(Data entries)
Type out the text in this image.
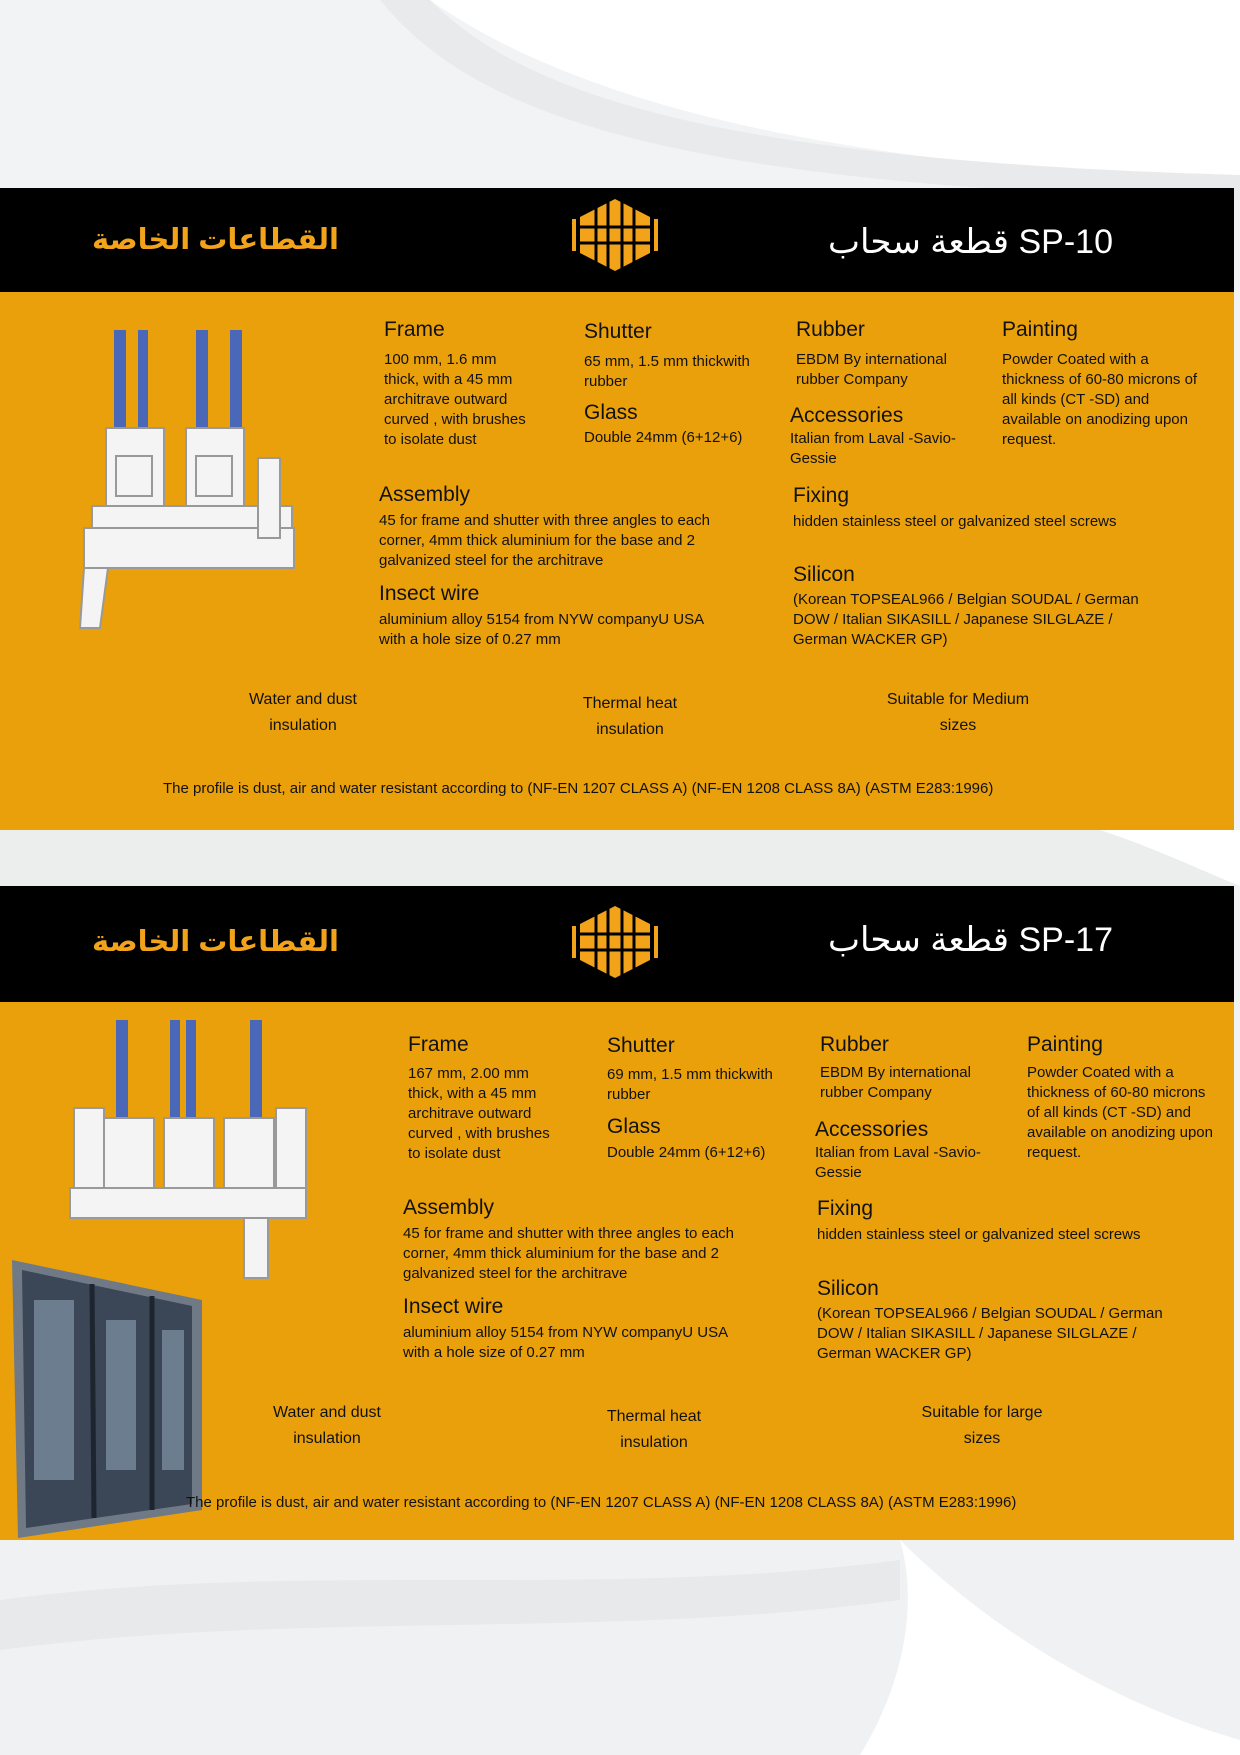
القطاعات الخاصة	قطعة سحاب SP-10
Frame
100 mm, 1.6 mm thick, with a 45 mm architrave outward curved , with brushes to isolate dust
Shutter
65 mm, 1.5 mm thickwith rubber
Glass
Double 24mm (6+12+6)
Rubber
EBDM By international rubber Company
Accessories
Italian from Laval -Savio-Gessie
Painting
Powder Coated with a thickness of 60-80 microns of all kinds (CT -SD) and available on anodizing upon request.
Assembly
45 for frame and shutter with three angles to each corner, 4mm thick aluminium for the base and 2 galvanized steel for the architrave
Fixing
hidden stainless steel or galvanized steel screws
Insect wire
aluminium alloy 5154 from NYW companyU USA with a hole size of 0.27 mm
Silicon
(Korean TOPSEAL966 / Belgian SOUDAL / German DOW / Italian SIKASILL / Japanese SILGLAZE / German WACKER GP)
Water and dust insulation
Thermal heat insulation
Suitable for Medium sizes
The profile is dust, air and water resistant according to (NF-EN 1207 CLASS A) (NF-EN 1208 CLASS 8A) (ASTM E283:1996)
القطاعات الخاصة	قطعة سحاب SP-17
Frame
167 mm, 2.00 mm thick, with a 45 mm architrave outward curved , with brushes to isolate dust
Shutter
69 mm, 1.5 mm thickwith rubber
Glass
Double 24mm (6+12+6)
Rubber
EBDM By international rubber Company
Accessories
Italian from Laval -Savio-Gessie
Painting
Powder Coated with a thickness of 60-80 microns of all kinds (CT -SD) and available on anodizing upon request.
Assembly
45 for frame and shutter with three angles to each corner, 4mm thick aluminium for the base and 2 galvanized steel for the architrave
Fixing
hidden stainless steel or galvanized steel screws
Insect wire
aluminium alloy 5154 from NYW companyU USA with a hole size of 0.27 mm
Silicon
(Korean TOPSEAL966 / Belgian SOUDAL / German DOW / Italian SIKASILL / Japanese SILGLAZE / German WACKER GP)
Water and dust insulation
Thermal heat insulation
Suitable for large sizes
The profile is dust, air and water resistant according to (NF-EN 1207 CLASS A) (NF-EN 1208 CLASS 8A) (ASTM E283:1996)
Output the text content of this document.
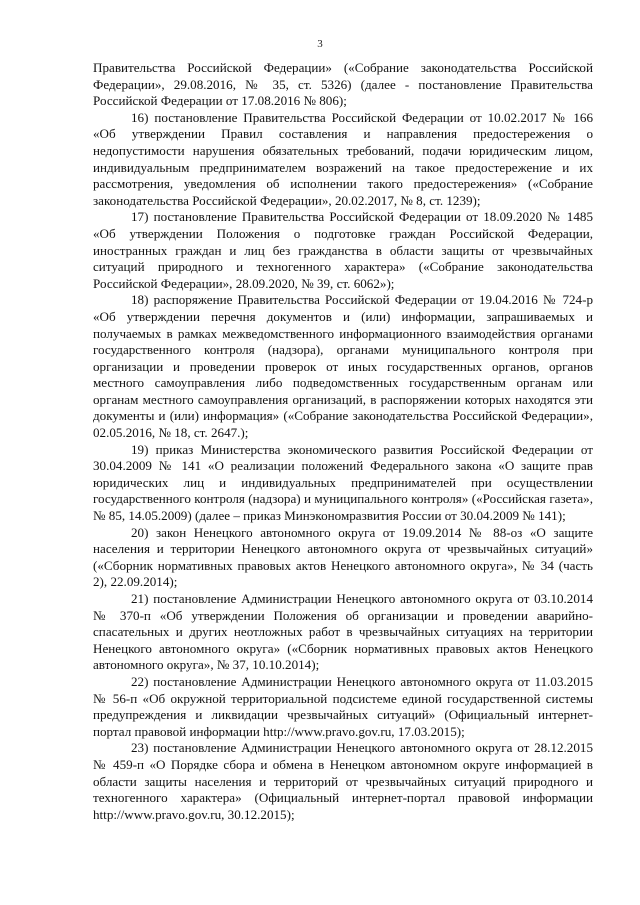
3

Правительства Российской Федерации» («Собрание законодательства Российской Федерации», 29.08.2016, № 35, ст. 5326) (далее - постановление Правительства Российской Федерации от 17.08.2016 № 806);

16) постановление Правительства Российской Федерации от 10.02.2017 № 166 «Об утверждении Правил составления и направления предостережения о недопустимости нарушения обязательных требований, подачи юридическим лицом, индивидуальным предпринимателем возражений на такое предостережение и их рассмотрения, уведомления об исполнении такого предостережения» («Собрание законодательства Российской Федерации», 20.02.2017, № 8, ст. 1239);

17) постановление Правительства Российской Федерации от 18.09.2020 № 1485 «Об утверждении Положения о подготовке граждан Российской Федерации, иностранных граждан и лиц без гражданства в области защиты от чрезвычайных ситуаций природного и техногенного характера» («Собрание законодательства Российской Федерации», 28.09.2020, № 39, ст. 6062»);

18) распоряжение Правительства Российской Федерации от 19.04.2016 № 724-р «Об утверждении перечня документов и (или) информации, запрашиваемых и получаемых в рамках межведомственного информационного взаимодействия органами государственного контроля (надзора), органами муниципального контроля при организации и проведении проверок от иных государственных органов, органов местного самоуправления либо подведомственных государственным органам или органам местного самоуправления организаций, в распоряжении которых находятся эти документы и (или) информация» («Собрание законодательства Российской Федерации», 02.05.2016, № 18, ст. 2647.);

19) приказ Министерства экономического развития Российской Федерации от 30.04.2009 № 141 «О реализации положений Федерального закона «О защите прав юридических лиц и индивидуальных предпринимателей при осуществлении государственного контроля (надзора) и муниципального контроля» («Российская газета», № 85, 14.05.2009) (далее – приказ Минэкономразвития России от 30.04.2009 № 141);

20) закон Ненецкого автономного округа от 19.09.2014 № 88-оз «О защите населения и территории Ненецкого автономного округа от чрезвычайных ситуаций» («Сборник нормативных правовых актов Ненецкого автономного округа», № 34 (часть 2), 22.09.2014);

21) постановление Администрации Ненецкого автономного округа от 03.10.2014 № 370-п «Об утверждении Положения об организации и проведении аварийно-спасательных и других неотложных работ в чрезвычайных ситуациях на территории Ненецкого автономного округа» («Сборник нормативных правовых актов Ненецкого автономного округа», № 37, 10.10.2014);

22) постановление Администрации Ненецкого автономного округа от 11.03.2015 № 56-п «Об окружной территориальной подсистеме единой государственной системы предупреждения и ликвидации чрезвычайных ситуаций» (Официальный интернет-портал правовой информации http://www.pravo.gov.ru, 17.03.2015);

23) постановление Администрации Ненецкого автономного округа от 28.12.2015 № 459-п «О Порядке сбора и обмена в Ненецком автономном округе информацией в области защиты населения и территорий от чрезвычайных ситуаций природного и техногенного характера» (Официальный интернет-портал правовой информации http://www.pravo.gov.ru, 30.12.2015);
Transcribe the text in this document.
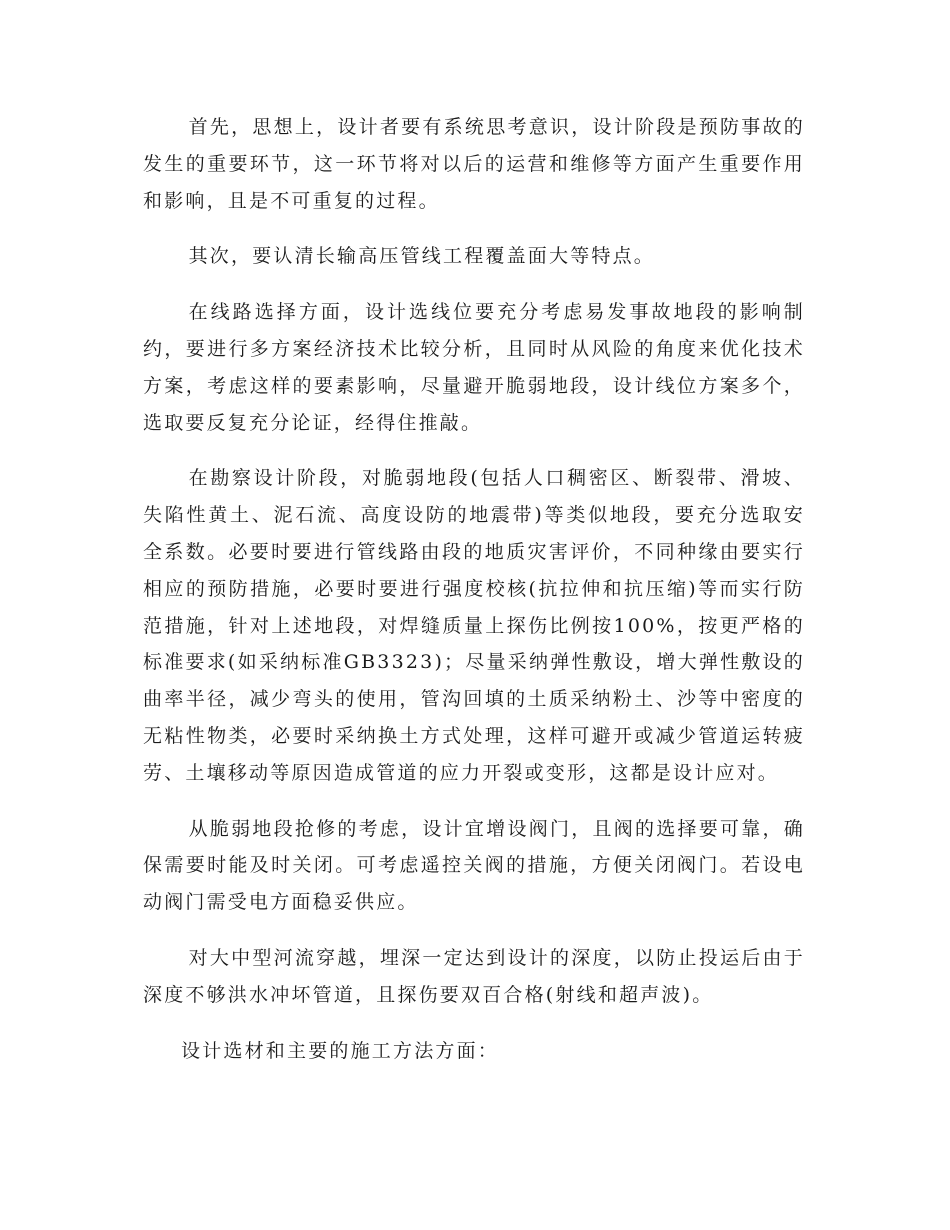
首先，思想上，设计者要有系统思考意识，设计阶段是预防事故的发生的重要环节，这一环节将对以后的运营和维修等方面产生重要作用和影响，且是不可重复的过程。

其次，要认清长输高压管线工程覆盖面大等特点。

在线路选择方面，设计选线位要充分考虑易发事故地段的影响制约，要进行多方案经济技术比较分析，且同时从风险的角度来优化技术方案，考虑这样的要素影响，尽量避开脆弱地段，设计线位方案多个，选取要反复充分论证，经得住推敲。

在勘察设计阶段，对脆弱地段(包括人口稠密区、断裂带、滑坡、失陷性黄土、泥石流、高度设防的地震带)等类似地段，要充分选取安全系数。必要时要进行管线路由段的地质灾害评价，不同种缘由要实行相应的预防措施，必要时要进行强度校核(抗拉伸和抗压缩)等而实行防范措施，针对上述地段，对焊缝质量上探伤比例按100%，按更严格的标准要求(如采纳标准GB3323)；尽量采纳弹性敷设，增大弹性敷设的曲率半径，减少弯头的使用，管沟回填的土质采纳粉土、沙等中密度的无粘性物类，必要时采纳换土方式处理，这样可避开或减少管道运转疲劳、土壤移动等原因造成管道的应力开裂或变形，这都是设计应对。

从脆弱地段抢修的考虑，设计宜增设阀门，且阀的选择要可靠，确保需要时能及时关闭。可考虑遥控关阀的措施，方便关闭阀门。若设电动阀门需受电方面稳妥供应。

对大中型河流穿越，埋深一定达到设计的深度，以防止投运后由于深度不够洪水冲坏管道，且探伤要双百合格(射线和超声波)。

设计选材和主要的施工方法方面：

▶ _REQUIREMENT_
Return all the lines that contain the string "architrave".

▶ _SOLUTION TO THIS EXERCISE_
100 mm, 1.6 mm thick, with a 45 mm architrave outward curved , with brushes to isolate dust
45 for frame and shutter with three angles to each corner, 4mm thick aluminium for the base and 2 galvanized steel for the architrave
167 mm, 2.00 mm thick, with a 45 mm architrave outward curved , with brushes to isolate dust
45 for frame and shutter with three angles to each corner, 4mm thick aluminium for the base and 2 galvanized steel for the architrave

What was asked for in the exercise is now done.